• **Task prompt**
Wherever a line holds the string "this", copy that line.

• **Given data**
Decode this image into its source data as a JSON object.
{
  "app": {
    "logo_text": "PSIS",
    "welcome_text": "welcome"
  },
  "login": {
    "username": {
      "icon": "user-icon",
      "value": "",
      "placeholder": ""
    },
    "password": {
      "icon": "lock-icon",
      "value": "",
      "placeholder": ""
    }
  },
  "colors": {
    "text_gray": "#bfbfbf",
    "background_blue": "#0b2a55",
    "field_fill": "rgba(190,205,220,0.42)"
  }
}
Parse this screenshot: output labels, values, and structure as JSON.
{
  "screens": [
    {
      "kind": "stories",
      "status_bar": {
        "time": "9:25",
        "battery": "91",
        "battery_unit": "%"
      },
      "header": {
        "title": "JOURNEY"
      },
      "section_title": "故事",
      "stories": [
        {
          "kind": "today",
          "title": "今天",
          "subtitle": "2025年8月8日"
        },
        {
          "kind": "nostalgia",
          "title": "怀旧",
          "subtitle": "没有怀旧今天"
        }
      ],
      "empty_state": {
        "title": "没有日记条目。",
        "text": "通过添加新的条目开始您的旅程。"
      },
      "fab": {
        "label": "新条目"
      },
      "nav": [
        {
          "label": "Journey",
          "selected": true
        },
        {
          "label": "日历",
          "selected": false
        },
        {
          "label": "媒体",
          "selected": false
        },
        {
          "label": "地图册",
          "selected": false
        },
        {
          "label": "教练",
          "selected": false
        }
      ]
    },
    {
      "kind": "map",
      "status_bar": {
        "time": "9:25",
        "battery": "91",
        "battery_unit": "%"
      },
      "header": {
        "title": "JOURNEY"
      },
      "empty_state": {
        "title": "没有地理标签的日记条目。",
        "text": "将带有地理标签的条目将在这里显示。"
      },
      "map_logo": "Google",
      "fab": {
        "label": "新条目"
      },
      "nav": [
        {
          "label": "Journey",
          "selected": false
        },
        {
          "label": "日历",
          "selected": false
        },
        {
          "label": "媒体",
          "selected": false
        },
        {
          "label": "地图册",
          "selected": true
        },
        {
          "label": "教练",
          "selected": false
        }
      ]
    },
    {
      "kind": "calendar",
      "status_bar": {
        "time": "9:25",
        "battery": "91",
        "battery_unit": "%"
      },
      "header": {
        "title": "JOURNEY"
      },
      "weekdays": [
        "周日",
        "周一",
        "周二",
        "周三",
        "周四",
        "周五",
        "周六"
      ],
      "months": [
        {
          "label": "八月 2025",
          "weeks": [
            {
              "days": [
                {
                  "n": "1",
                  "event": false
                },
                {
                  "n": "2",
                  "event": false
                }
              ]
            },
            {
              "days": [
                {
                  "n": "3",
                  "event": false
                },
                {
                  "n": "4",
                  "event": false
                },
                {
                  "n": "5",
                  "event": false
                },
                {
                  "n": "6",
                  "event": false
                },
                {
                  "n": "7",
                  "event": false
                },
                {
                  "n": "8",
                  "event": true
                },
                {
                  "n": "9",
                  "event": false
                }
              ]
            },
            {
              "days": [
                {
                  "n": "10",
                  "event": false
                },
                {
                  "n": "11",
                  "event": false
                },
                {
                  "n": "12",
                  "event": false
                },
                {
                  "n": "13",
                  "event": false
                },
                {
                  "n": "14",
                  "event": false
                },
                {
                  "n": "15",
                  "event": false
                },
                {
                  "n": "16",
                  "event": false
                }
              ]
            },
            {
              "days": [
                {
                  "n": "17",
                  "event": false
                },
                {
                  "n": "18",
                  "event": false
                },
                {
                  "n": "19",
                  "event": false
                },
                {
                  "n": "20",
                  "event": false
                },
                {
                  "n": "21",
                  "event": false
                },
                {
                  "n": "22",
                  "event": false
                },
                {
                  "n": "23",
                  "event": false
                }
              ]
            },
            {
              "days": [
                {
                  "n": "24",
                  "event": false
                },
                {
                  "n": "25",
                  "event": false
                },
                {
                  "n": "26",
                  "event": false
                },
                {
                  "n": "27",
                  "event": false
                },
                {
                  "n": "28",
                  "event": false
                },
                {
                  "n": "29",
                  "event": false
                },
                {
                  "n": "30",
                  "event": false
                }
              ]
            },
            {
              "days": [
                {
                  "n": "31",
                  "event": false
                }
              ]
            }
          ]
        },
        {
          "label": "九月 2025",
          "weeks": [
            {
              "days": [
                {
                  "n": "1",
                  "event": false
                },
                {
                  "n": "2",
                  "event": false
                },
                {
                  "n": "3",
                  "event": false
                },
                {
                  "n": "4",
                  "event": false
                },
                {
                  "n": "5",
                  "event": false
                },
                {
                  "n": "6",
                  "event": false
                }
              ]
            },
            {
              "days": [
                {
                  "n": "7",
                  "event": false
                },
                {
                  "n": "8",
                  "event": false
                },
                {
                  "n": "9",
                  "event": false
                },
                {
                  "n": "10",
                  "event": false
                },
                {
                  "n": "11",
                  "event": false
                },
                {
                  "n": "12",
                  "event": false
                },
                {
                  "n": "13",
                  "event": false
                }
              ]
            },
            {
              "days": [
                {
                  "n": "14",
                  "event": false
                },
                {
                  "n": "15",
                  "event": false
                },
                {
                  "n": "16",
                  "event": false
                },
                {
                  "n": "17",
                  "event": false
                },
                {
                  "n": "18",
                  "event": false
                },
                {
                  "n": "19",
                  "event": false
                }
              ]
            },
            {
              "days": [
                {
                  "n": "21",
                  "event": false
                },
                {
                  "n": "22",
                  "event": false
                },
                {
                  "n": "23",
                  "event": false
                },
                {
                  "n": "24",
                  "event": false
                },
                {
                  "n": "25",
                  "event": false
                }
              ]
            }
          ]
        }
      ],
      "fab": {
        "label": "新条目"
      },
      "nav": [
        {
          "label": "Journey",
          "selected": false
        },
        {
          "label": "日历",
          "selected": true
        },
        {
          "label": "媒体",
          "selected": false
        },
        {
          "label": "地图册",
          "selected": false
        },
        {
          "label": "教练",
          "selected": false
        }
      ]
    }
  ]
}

• **Finished exercise**
Decode this image into its source data as a JSON object.
Parse this screenshot: output labels, values, and structure as JSON.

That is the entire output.